▶ _DESCRIPTION OF THE TASK_:
Within the records that follow, find every line containing the string "color". Copy those lines.

▶ _EXTRACTED DATA_:
-=-=-

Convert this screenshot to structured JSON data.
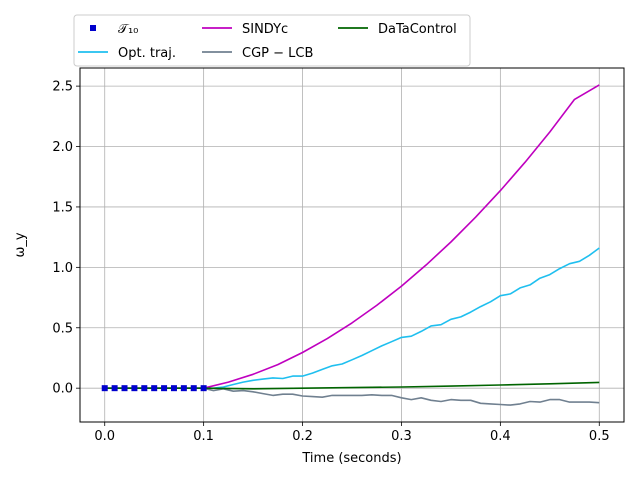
{
  "chart_data": {
    "type": "line",
    "xlabel": "Time (seconds)",
    "ylabel": "ω_y",
    "xlim": [
      -0.025,
      0.525
    ],
    "ylim": [
      -0.28,
      2.65
    ],
    "xticks": [
      0.0,
      0.1,
      0.2,
      0.3,
      0.4,
      0.5
    ],
    "xtick_labels": [
      "0.0",
      "0.1",
      "0.2",
      "0.3",
      "0.4",
      "0.5"
    ],
    "yticks": [
      0.0,
      0.5,
      1.0,
      1.5,
      2.0,
      2.5
    ],
    "ytick_labels": [
      "0.0",
      "0.5",
      "1.0",
      "1.5",
      "2.0",
      "2.5"
    ],
    "grid": true,
    "legend_position": "top-left, above plot",
    "series": [
      {
        "name": "𝒯₁₀",
        "kind": "markers",
        "color": "#0000cc",
        "x": [
          0.0,
          0.01,
          0.02,
          0.03,
          0.04,
          0.05,
          0.06,
          0.07,
          0.08,
          0.09,
          0.1
        ],
        "y": [
          0,
          0,
          0,
          0,
          0,
          0,
          0,
          0,
          0,
          0,
          0
        ]
      },
      {
        "name": "Opt. traj.",
        "kind": "line",
        "color": "#1fbfef",
        "x": [
          0.0,
          0.1,
          0.11,
          0.12,
          0.13,
          0.14,
          0.15,
          0.16,
          0.17,
          0.18,
          0.19,
          0.2,
          0.21,
          0.22,
          0.23,
          0.24,
          0.25,
          0.26,
          0.27,
          0.28,
          0.29,
          0.3,
          0.31,
          0.32,
          0.33,
          0.34,
          0.35,
          0.36,
          0.37,
          0.38,
          0.39,
          0.4,
          0.41,
          0.42,
          0.43,
          0.44,
          0.45,
          0.46,
          0.47,
          0.48,
          0.49,
          0.5
        ],
        "y": [
          0.0,
          0.0,
          0.0,
          0.01,
          0.03,
          0.05,
          0.065,
          0.075,
          0.085,
          0.08,
          0.1,
          0.1,
          0.125,
          0.155,
          0.185,
          0.2,
          0.235,
          0.27,
          0.31,
          0.35,
          0.385,
          0.42,
          0.43,
          0.47,
          0.515,
          0.525,
          0.57,
          0.59,
          0.63,
          0.675,
          0.715,
          0.765,
          0.78,
          0.83,
          0.855,
          0.91,
          0.94,
          0.99,
          1.03,
          1.05,
          1.1,
          1.16
        ]
      },
      {
        "name": "SINDYc",
        "kind": "line",
        "color": "#bf00bf",
        "x": [
          0.0,
          0.1,
          0.125,
          0.15,
          0.175,
          0.2,
          0.225,
          0.25,
          0.275,
          0.3,
          0.325,
          0.35,
          0.375,
          0.4,
          0.425,
          0.45,
          0.475,
          0.5
        ],
        "y": [
          0.0,
          0.0,
          0.05,
          0.115,
          0.195,
          0.295,
          0.41,
          0.54,
          0.685,
          0.845,
          1.02,
          1.21,
          1.415,
          1.635,
          1.87,
          2.12,
          2.39,
          2.51
        ]
      },
      {
        "name": "CGP − LCB",
        "kind": "line",
        "color": "#708090",
        "x": [
          0.0,
          0.1,
          0.11,
          0.12,
          0.13,
          0.14,
          0.15,
          0.16,
          0.17,
          0.18,
          0.19,
          0.2,
          0.21,
          0.22,
          0.23,
          0.24,
          0.25,
          0.26,
          0.27,
          0.28,
          0.29,
          0.3,
          0.31,
          0.32,
          0.33,
          0.34,
          0.35,
          0.36,
          0.37,
          0.38,
          0.39,
          0.4,
          0.41,
          0.42,
          0.43,
          0.44,
          0.45,
          0.46,
          0.47,
          0.48,
          0.49,
          0.5
        ],
        "y": [
          0.0,
          0.0,
          -0.02,
          -0.005,
          -0.025,
          -0.02,
          -0.03,
          -0.045,
          -0.06,
          -0.05,
          -0.05,
          -0.065,
          -0.07,
          -0.075,
          -0.06,
          -0.06,
          -0.06,
          -0.06,
          -0.055,
          -0.06,
          -0.06,
          -0.08,
          -0.095,
          -0.08,
          -0.1,
          -0.11,
          -0.095,
          -0.1,
          -0.1,
          -0.125,
          -0.13,
          -0.135,
          -0.14,
          -0.13,
          -0.11,
          -0.115,
          -0.095,
          -0.095,
          -0.115,
          -0.115,
          -0.115,
          -0.12
        ]
      },
      {
        "name": "DaTaControl",
        "kind": "line",
        "color": "#006400",
        "x": [
          0.0,
          0.1,
          0.15,
          0.2,
          0.25,
          0.3,
          0.35,
          0.4,
          0.45,
          0.5
        ],
        "y": [
          0.0,
          0.0,
          -0.005,
          0.0,
          0.005,
          0.01,
          0.017,
          0.026,
          0.036,
          0.048
        ]
      }
    ]
  }
}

-=-=-

▶ _RESULT BELOW_:
        "color": "#0000cc",
        "color": "#1fbfef",
        "color": "#bf00bf",
        "color": "#708090",
        "color": "#006400",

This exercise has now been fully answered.